■ Exercise brief: Will you transcribe the entries that follow, exactly and in full?

######

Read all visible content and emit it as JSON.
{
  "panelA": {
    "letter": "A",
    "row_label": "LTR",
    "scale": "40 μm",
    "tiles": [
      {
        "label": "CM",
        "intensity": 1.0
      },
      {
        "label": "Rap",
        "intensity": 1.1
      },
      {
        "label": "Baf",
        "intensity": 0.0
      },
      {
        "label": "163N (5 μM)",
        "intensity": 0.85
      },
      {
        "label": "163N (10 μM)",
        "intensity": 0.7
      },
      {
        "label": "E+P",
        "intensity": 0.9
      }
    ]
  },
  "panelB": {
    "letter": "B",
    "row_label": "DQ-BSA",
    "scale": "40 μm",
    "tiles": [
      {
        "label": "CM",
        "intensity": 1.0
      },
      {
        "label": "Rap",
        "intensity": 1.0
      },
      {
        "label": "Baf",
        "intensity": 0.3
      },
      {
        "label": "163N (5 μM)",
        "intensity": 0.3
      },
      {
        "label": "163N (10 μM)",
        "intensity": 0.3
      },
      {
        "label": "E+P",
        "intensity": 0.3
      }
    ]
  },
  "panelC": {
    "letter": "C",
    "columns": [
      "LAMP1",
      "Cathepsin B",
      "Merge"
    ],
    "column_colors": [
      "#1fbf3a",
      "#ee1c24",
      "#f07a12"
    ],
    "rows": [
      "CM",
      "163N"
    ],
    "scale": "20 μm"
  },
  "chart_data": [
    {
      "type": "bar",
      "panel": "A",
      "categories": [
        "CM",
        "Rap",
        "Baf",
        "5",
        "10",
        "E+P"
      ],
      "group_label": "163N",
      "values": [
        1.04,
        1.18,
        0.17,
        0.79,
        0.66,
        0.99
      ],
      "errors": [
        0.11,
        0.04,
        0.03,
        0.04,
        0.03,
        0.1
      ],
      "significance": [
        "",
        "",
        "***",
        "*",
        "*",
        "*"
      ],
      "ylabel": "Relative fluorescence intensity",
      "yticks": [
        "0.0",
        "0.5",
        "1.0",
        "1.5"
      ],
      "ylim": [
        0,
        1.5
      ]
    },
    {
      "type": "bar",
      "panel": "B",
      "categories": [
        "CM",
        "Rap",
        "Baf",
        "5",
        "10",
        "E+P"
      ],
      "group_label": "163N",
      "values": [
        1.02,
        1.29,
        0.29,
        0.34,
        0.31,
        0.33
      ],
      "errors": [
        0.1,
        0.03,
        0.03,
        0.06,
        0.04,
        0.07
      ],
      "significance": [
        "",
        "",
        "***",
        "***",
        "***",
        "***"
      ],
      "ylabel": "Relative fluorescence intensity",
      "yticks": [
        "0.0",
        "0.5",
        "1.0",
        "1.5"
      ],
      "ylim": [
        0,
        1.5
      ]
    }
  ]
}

######

■ Exercise result:
Read all visible content and emit it as JSON.
{
  "panelA": {
    "letter": "A",
    "row_label": "LTR",
    "scale": "40 μm",
    "tiles": [
      {
        "label": "CM",
        "intensity": 1.0
      },
      {
        "label": "Rap",
        "intensity": 1.1
      },
      {
        "label": "Baf",
        "intensity": 0.0
      },
      {
        "label": "163N (5 μM)",
        "intensity": 0.85
      },
      {
        "label": "163N (10 μM)",
        "intensity": 0.7
      },
      {
        "label": "E+P",
        "intensity": 0.9
      }
    ]
  },
  "panelB": {
    "letter": "B",
    "row_label": "DQ-BSA",
    "scale": "40 μm",
    "tiles": [
      {
        "label": "CM",
        "intensity": 1.0
      },
      {
        "label": "Rap",
        "intensity": 1.0
      },
      {
        "label": "Baf",
        "intensity": 0.3
      },
      {
        "label": "163N (5 μM)",
        "intensity": 0.3
      },
      {
        "label": "163N (10 μM)",
        "intensity": 0.3
      },
      {
        "label": "E+P",
        "intensity": 0.3
      }
    ]
  },
  "panelC": {
    "letter": "C",
    "columns": [
      "LAMP1",
      "Cathepsin B",
      "Merge"
    ],
    "column_colors": [
      "#1fbf3a",
      "#ee1c24",
      "#f07a12"
    ],
    "rows": [
      "CM",
      "163N"
    ],
    "scale": "20 μm"
  },
  "chart_data": [
    {
      "type": "bar",
      "panel": "A",
      "categories": [
        "CM",
        "Rap",
        "Baf",
        "5",
        "10",
        "E+P"
      ],
      "group_label": "163N",
      "values": [
        1.04,
        1.18,
        0.17,
        0.79,
        0.66,
        0.99
      ],
      "errors": [
        0.11,
        0.04,
        0.03,
        0.04,
        0.03,
        0.1
      ],
      "significance": [
        "",
        "",
        "***",
        "*",
        "*",
        "*"
      ],
      "ylabel": "Relative fluorescence intensity",
      "yticks": [
        "0.0",
        "0.5",
        "1.0",
        "1.5"
      ],
      "ylim": [
        0,
        1.5
      ]
    },
    {
      "type": "bar",
      "panel": "B",
      "categories": [
        "CM",
        "Rap",
        "Baf",
        "5",
        "10",
        "E+P"
      ],
      "group_label": "163N",
      "values": [
        1.02,
        1.29,
        0.29,
        0.34,
        0.31,
        0.33
      ],
      "errors": [
        0.1,
        0.03,
        0.03,
        0.06,
        0.04,
        0.07
      ],
      "significance": [
        "",
        "",
        "***",
        "***",
        "***",
        "***"
      ],
      "ylabel": "Relative fluorescence intensity",
      "yticks": [
        "0.0",
        "0.5",
        "1.0",
        "1.5"
      ],
      "ylim": [
        0,
        1.5
      ]
    }
  ]
}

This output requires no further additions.